### Exercise details
Reproduce the following entries verbatim, keeping every line as it appears.

### Material for this task
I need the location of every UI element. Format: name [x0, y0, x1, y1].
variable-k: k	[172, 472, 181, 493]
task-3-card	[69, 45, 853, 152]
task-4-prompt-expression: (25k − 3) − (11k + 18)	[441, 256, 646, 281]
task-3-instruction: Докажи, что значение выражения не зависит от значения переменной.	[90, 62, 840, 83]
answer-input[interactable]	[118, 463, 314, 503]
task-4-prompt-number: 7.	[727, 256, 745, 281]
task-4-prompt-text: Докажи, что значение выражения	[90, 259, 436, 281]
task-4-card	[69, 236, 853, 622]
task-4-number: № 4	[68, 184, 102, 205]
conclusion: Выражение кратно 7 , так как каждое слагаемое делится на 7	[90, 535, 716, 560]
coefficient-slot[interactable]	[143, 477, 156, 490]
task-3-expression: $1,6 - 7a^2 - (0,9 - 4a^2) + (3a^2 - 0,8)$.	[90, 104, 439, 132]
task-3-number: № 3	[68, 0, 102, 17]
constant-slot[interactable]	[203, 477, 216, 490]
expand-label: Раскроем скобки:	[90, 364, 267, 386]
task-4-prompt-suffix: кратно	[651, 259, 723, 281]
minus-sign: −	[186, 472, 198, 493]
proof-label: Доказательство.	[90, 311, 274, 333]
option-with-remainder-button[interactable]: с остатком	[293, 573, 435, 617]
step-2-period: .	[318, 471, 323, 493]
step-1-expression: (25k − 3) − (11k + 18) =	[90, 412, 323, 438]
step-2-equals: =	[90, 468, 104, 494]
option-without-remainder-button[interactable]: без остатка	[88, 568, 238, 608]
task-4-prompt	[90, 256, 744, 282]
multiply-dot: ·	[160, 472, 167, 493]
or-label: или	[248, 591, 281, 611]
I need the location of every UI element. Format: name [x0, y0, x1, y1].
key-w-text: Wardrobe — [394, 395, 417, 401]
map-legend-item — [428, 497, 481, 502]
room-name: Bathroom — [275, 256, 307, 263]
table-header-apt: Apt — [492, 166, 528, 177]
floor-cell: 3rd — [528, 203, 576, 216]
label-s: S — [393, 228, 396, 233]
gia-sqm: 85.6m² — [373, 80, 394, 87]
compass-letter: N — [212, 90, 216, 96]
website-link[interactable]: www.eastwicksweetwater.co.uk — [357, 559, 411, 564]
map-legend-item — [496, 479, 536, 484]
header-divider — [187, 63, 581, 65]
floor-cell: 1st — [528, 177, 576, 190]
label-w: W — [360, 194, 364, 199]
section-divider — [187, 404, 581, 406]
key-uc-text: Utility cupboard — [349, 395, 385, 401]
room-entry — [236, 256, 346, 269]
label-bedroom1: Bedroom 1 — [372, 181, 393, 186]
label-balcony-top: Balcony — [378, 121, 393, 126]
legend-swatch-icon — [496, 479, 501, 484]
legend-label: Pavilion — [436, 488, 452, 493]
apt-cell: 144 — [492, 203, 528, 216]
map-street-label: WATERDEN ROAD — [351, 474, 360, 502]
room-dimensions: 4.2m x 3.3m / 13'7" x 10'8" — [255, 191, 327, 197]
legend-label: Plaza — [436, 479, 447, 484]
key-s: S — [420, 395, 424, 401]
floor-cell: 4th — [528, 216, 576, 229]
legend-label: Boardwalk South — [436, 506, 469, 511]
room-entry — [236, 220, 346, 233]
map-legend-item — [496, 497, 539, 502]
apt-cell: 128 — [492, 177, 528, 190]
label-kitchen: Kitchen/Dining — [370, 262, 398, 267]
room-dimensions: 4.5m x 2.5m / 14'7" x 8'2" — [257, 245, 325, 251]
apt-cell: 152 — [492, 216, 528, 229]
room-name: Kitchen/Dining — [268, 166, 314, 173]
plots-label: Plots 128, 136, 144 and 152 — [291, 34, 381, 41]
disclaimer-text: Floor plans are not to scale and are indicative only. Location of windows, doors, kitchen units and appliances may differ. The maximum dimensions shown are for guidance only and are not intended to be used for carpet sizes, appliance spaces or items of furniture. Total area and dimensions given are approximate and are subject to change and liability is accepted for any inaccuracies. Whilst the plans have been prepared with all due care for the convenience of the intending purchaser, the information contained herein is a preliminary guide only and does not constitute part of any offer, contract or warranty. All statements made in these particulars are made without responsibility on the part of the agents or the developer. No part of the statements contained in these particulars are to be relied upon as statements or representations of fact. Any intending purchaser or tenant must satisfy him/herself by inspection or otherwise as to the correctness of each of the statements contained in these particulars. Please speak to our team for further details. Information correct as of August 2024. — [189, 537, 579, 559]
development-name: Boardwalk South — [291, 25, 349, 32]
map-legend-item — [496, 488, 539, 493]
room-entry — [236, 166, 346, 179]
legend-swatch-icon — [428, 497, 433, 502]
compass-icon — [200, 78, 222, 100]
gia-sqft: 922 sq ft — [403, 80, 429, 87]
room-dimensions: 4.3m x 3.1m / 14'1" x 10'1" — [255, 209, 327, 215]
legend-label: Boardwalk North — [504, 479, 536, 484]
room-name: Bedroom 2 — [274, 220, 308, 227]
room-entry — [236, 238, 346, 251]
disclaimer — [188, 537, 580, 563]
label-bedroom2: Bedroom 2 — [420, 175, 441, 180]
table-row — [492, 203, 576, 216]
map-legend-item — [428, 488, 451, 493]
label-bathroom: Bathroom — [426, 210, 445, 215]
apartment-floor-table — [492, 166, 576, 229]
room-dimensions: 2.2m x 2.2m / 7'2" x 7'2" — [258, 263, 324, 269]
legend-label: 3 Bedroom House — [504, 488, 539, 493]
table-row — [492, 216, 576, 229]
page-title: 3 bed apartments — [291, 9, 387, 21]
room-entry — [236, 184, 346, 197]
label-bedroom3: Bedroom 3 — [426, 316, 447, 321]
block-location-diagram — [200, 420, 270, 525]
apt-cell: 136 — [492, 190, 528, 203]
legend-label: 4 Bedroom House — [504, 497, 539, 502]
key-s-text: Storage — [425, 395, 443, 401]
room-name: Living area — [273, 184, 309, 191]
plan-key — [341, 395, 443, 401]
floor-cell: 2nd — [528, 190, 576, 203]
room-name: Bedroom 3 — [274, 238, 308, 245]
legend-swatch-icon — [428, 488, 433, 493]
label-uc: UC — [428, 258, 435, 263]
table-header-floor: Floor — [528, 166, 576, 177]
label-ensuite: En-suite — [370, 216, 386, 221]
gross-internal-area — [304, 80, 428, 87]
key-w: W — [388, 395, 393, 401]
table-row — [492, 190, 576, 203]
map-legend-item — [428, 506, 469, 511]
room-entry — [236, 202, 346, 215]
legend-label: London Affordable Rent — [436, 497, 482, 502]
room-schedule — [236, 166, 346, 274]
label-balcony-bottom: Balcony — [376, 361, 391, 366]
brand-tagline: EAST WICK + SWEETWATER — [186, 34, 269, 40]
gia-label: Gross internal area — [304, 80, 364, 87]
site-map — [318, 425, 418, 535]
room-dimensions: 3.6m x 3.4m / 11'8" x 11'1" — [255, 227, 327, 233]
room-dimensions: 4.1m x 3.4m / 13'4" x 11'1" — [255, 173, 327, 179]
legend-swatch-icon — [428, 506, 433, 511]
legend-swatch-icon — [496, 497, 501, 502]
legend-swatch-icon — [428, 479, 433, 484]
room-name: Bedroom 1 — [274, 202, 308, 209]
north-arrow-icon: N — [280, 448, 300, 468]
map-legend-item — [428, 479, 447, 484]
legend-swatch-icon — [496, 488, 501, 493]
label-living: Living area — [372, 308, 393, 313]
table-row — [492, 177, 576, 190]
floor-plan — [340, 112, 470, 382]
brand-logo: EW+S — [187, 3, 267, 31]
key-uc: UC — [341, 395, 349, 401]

### The solution
I need the location of every UI element. Format: name [x0, y0, x1, y1].
variable-k: k	[172, 472, 181, 493]
task-3-card	[69, 45, 853, 152]
task-4-prompt-expression: (25k − 3) − (11k + 18)	[441, 256, 646, 281]
task-3-instruction: Докажи, что значение выражения не зависит от значения переменной.	[90, 62, 840, 83]
answer-input[interactable]	[118, 463, 314, 503]
task-4-prompt-number: 7.	[727, 256, 745, 281]
task-4-prompt-text: Докажи, что значение выражения	[90, 259, 436, 281]
task-4-card	[69, 236, 853, 622]
task-4-number: № 4	[68, 184, 102, 205]
conclusion: Выражение кратно 7 , так как каждое слагаемое делится на 7	[90, 535, 716, 560]
coefficient-slot[interactable]	[143, 477, 156, 490]
task-3-expression: $1,6 - 7a^2 - (0,9 - 4a^2) + (3a^2 - 0,8)$.	[90, 104, 439, 132]
task-3-number: № 3	[68, 0, 102, 17]
constant-slot[interactable]	[203, 477, 216, 490]
expand-label: Раскроем скобки:	[90, 364, 267, 386]
task-4-prompt-suffix: кратно	[651, 259, 723, 281]
minus-sign: −	[186, 472, 198, 493]
proof-label: Доказательство.	[90, 311, 274, 333]
option-with-remainder-button[interactable]: с остатком	[293, 573, 435, 617]
step-2-period: .	[318, 471, 323, 493]
step-1-expression: (25k − 3) − (11k + 18) =	[90, 412, 323, 438]
step-2-equals: =	[90, 468, 104, 494]
option-without-remainder-button[interactable]: без остатка	[88, 568, 238, 608]
task-4-prompt	[90, 256, 744, 282]
multiply-dot: ·	[160, 472, 167, 493]
or-label: или	[248, 591, 281, 611]
I need the location of every UI element. Format: name [x0, y0, x1, y1].
key-w-text: Wardrobe — [394, 395, 417, 401]
map-legend-item — [428, 497, 481, 502]
room-name: Bathroom — [275, 256, 307, 263]
table-header-apt: Apt — [492, 166, 528, 177]
floor-cell: 3rd — [528, 203, 576, 216]
label-s: S — [393, 228, 396, 233]
gia-sqm: 85.6m² — [373, 80, 394, 87]
compass-letter: N — [212, 90, 216, 96]
website-link[interactable]: www.eastwicksweetwater.co.uk — [357, 559, 411, 564]
map-legend-item — [496, 479, 536, 484]
header-divider — [187, 63, 581, 65]
floor-cell: 1st — [528, 177, 576, 190]
label-w: W — [360, 194, 364, 199]
section-divider — [187, 404, 581, 406]
key-uc-text: Utility cupboard — [349, 395, 385, 401]
room-entry — [236, 256, 346, 269]
label-bedroom1: Bedroom 1 — [372, 181, 393, 186]
label-balcony-top: Balcony — [378, 121, 393, 126]
legend-swatch-icon — [496, 479, 501, 484]
legend-label: Pavilion — [436, 488, 452, 493]
apt-cell: 144 — [492, 203, 528, 216]
map-street-label: WATERDEN ROAD — [351, 474, 360, 502]
room-dimensions: 4.2m x 3.3m / 13'7" x 10'8" — [255, 191, 327, 197]
legend-label: Plaza — [436, 479, 447, 484]
key-s: S — [420, 395, 424, 401]
floor-cell: 4th — [528, 216, 576, 229]
legend-label: Boardwalk South — [436, 506, 469, 511]
room-entry — [236, 220, 346, 233]
map-legend-item — [496, 497, 539, 502]
apt-cell: 128 — [492, 177, 528, 190]
label-kitchen: Kitchen/Dining — [370, 262, 398, 267]
room-dimensions: 4.5m x 2.5m / 14'7" x 8'2" — [257, 245, 325, 251]
apt-cell: 152 — [492, 216, 528, 229]
room-name: Kitchen/Dining — [268, 166, 314, 173]
plots-label: Plots 128, 136, 144 and 152 — [291, 34, 381, 41]
disclaimer-text: Floor plans are not to scale and are indicative only. Location of windows, doors, kitchen units and appliances may differ. The maximum dimensions shown are for guidance only and are not intended to be used for carpet sizes, appliance spaces or items of furniture. Total area and dimensions given are approximate and are subject to change and liability is accepted for any inaccuracies. Whilst the plans have been prepared with all due care for the convenience of the intending purchaser, the information contained herein is a preliminary guide only and does not constitute part of any offer, contract or warranty. All statements made in these particulars are made without responsibility on the part of the agents or the developer. No part of the statements contained in these particulars are to be relied upon as statements or representations of fact. Any intending purchaser or tenant must satisfy him/herself by inspection or otherwise as to the correctness of each of the statements contained in these particulars. Please speak to our team for further details. Information correct as of August 2024. — [189, 537, 579, 559]
development-name: Boardwalk South — [291, 25, 349, 32]
map-legend-item — [496, 488, 539, 493]
room-entry — [236, 166, 346, 179]
legend-swatch-icon — [428, 497, 433, 502]
compass-icon — [200, 78, 222, 100]
gia-sqft: 922 sq ft — [403, 80, 429, 87]
room-dimensions: 4.3m x 3.1m / 14'1" x 10'1" — [255, 209, 327, 215]
legend-label: Boardwalk North — [504, 479, 536, 484]
room-name: Bedroom 2 — [274, 220, 308, 227]
room-entry — [236, 238, 346, 251]
disclaimer — [188, 537, 580, 563]
label-bedroom2: Bedroom 2 — [420, 175, 441, 180]
table-row — [492, 203, 576, 216]
map-legend-item — [428, 488, 451, 493]
label-bathroom: Bathroom — [426, 210, 445, 215]
apartment-floor-table — [492, 166, 576, 229]
room-dimensions: 2.2m x 2.2m / 7'2" x 7'2" — [258, 263, 324, 269]
legend-label: 3 Bedroom House — [504, 488, 539, 493]
table-row — [492, 216, 576, 229]
page-title: 3 bed apartments — [291, 9, 387, 21]
room-entry — [236, 184, 346, 197]
label-bedroom3: Bedroom 3 — [426, 316, 447, 321]
block-location-diagram — [200, 420, 270, 525]
apt-cell: 136 — [492, 190, 528, 203]
legend-label: 4 Bedroom House — [504, 497, 539, 502]
key-s-text: Storage — [425, 395, 443, 401]
room-name: Living area — [273, 184, 309, 191]
plan-key — [341, 395, 443, 401]
floor-cell: 2nd — [528, 190, 576, 203]
room-name: Bedroom 3 — [274, 238, 308, 245]
legend-swatch-icon — [428, 488, 433, 493]
label-uc: UC — [428, 258, 435, 263]
table-header-floor: Floor — [528, 166, 576, 177]
label-ensuite: En-suite — [370, 216, 386, 221]
gross-internal-area — [304, 80, 428, 87]
key-w: W — [388, 395, 393, 401]
table-row — [492, 190, 576, 203]
map-legend-item — [428, 506, 469, 511]
room-entry — [236, 202, 346, 215]
legend-label: London Affordable Rent — [436, 497, 482, 502]
room-schedule — [236, 166, 346, 274]
label-balcony-bottom: Balcony — [376, 361, 391, 366]
brand-tagline: EAST WICK + SWEETWATER — [186, 34, 269, 40]
gia-label: Gross internal area — [304, 80, 364, 87]
site-map — [318, 425, 418, 535]
room-dimensions: 3.6m x 3.4m / 11'8" x 11'1" — [255, 227, 327, 233]
room-dimensions: 4.1m x 3.4m / 13'4" x 11'1" — [255, 173, 327, 179]
legend-swatch-icon — [428, 506, 433, 511]
legend-swatch-icon — [496, 497, 501, 502]
legend-swatch-icon — [428, 479, 433, 484]
room-name: Bedroom 1 — [274, 202, 308, 209]
north-arrow-icon: N — [280, 448, 300, 468]
map-legend-item — [428, 479, 447, 484]
legend-swatch-icon — [496, 488, 501, 493]
label-living: Living area — [372, 308, 393, 313]
table-row — [492, 177, 576, 190]
floor-plan — [340, 112, 470, 382]
brand-logo: EW+S — [187, 3, 267, 31]
key-uc: UC — [341, 395, 349, 401]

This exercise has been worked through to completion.